** BEGIN **

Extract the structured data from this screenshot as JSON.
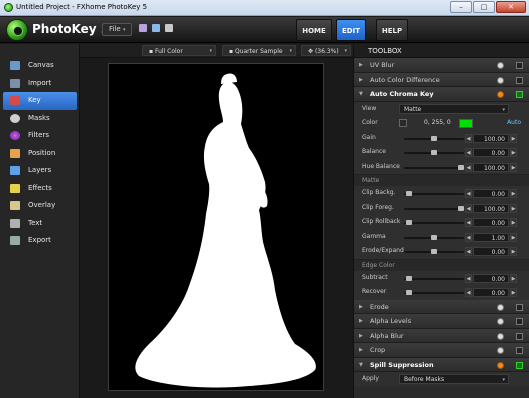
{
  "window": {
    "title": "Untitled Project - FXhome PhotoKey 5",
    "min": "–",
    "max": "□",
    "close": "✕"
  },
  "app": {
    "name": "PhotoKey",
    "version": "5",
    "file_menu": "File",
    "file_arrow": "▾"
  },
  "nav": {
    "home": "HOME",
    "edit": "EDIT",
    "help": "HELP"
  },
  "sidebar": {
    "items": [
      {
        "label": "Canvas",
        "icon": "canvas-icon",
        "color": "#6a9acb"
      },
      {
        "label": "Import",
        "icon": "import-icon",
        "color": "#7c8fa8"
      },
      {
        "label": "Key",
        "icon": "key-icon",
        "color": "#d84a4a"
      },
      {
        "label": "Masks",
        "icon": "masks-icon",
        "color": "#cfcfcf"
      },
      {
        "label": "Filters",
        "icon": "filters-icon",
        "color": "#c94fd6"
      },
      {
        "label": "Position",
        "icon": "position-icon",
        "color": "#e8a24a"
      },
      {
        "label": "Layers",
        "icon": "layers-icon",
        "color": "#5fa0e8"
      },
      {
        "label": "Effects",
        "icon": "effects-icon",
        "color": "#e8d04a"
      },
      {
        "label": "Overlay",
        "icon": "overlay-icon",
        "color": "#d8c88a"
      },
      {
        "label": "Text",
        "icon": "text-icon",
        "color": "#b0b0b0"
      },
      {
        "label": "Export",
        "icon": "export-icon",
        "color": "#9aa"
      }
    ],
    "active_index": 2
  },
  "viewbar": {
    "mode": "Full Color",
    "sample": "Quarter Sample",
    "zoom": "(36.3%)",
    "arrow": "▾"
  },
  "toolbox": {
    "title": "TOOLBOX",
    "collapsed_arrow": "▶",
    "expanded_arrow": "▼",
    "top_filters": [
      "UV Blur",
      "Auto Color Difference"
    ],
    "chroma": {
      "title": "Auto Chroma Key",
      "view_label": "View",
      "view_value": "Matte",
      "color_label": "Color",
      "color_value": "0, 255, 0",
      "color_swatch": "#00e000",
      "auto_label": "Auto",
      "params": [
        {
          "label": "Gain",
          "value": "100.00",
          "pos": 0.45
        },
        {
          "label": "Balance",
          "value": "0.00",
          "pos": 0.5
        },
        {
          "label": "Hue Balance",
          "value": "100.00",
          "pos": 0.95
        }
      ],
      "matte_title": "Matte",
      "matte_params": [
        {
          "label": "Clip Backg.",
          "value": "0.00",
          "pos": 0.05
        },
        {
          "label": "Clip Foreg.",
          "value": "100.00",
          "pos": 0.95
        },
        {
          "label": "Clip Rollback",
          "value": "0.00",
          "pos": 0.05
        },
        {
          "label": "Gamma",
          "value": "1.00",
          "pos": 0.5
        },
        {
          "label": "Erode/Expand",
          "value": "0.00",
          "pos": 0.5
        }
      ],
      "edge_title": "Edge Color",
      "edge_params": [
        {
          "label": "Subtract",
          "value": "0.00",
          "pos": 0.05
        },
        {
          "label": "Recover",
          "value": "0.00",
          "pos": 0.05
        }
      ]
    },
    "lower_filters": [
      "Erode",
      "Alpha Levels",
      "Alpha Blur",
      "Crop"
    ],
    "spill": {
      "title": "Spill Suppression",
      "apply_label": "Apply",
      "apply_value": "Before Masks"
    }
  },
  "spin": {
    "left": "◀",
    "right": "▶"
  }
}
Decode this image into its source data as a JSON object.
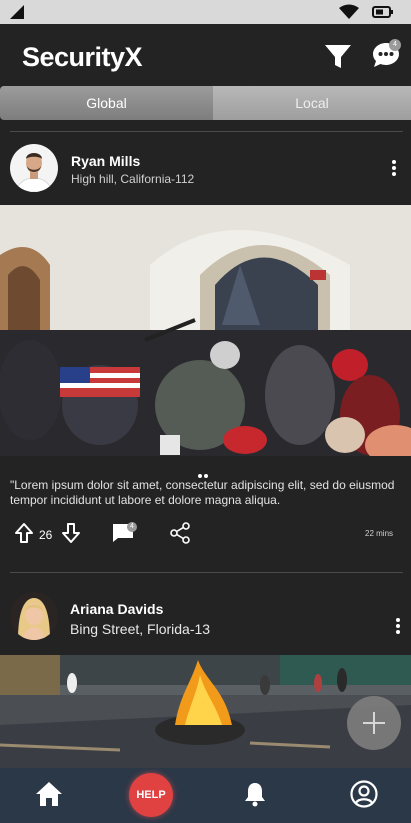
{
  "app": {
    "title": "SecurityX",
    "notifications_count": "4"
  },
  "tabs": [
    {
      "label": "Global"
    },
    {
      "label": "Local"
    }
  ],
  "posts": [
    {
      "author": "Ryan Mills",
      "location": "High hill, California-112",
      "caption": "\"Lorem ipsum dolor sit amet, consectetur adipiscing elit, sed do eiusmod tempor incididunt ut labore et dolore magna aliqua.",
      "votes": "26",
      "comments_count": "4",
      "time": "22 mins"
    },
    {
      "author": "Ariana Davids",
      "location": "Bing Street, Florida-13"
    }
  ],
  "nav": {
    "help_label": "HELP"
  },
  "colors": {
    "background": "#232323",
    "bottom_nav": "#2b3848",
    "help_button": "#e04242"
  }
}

** END **

→ What is expected:
Quote, please, only the lines running from the one with "Decode this image" down to the final line of the data above, keeping both ends and skipping the pictures.

→ Exercise solution:
Decode this image into its source data as a JSON object.
{
  "app": {
    "title": "SecurityX",
    "notifications_count": "4"
  },
  "tabs": [
    {
      "label": "Global"
    },
    {
      "label": "Local"
    }
  ],
  "posts": [
    {
      "author": "Ryan Mills",
      "location": "High hill, California-112",
      "caption": "\"Lorem ipsum dolor sit amet, consectetur adipiscing elit, sed do eiusmod tempor incididunt ut labore et dolore magna aliqua.",
      "votes": "26",
      "comments_count": "4",
      "time": "22 mins"
    },
    {
      "author": "Ariana Davids",
      "location": "Bing Street, Florida-13"
    }
  ],
  "nav": {
    "help_label": "HELP"
  },
  "colors": {
    "background": "#232323",
    "bottom_nav": "#2b3848",
    "help_button": "#e04242"
  }
}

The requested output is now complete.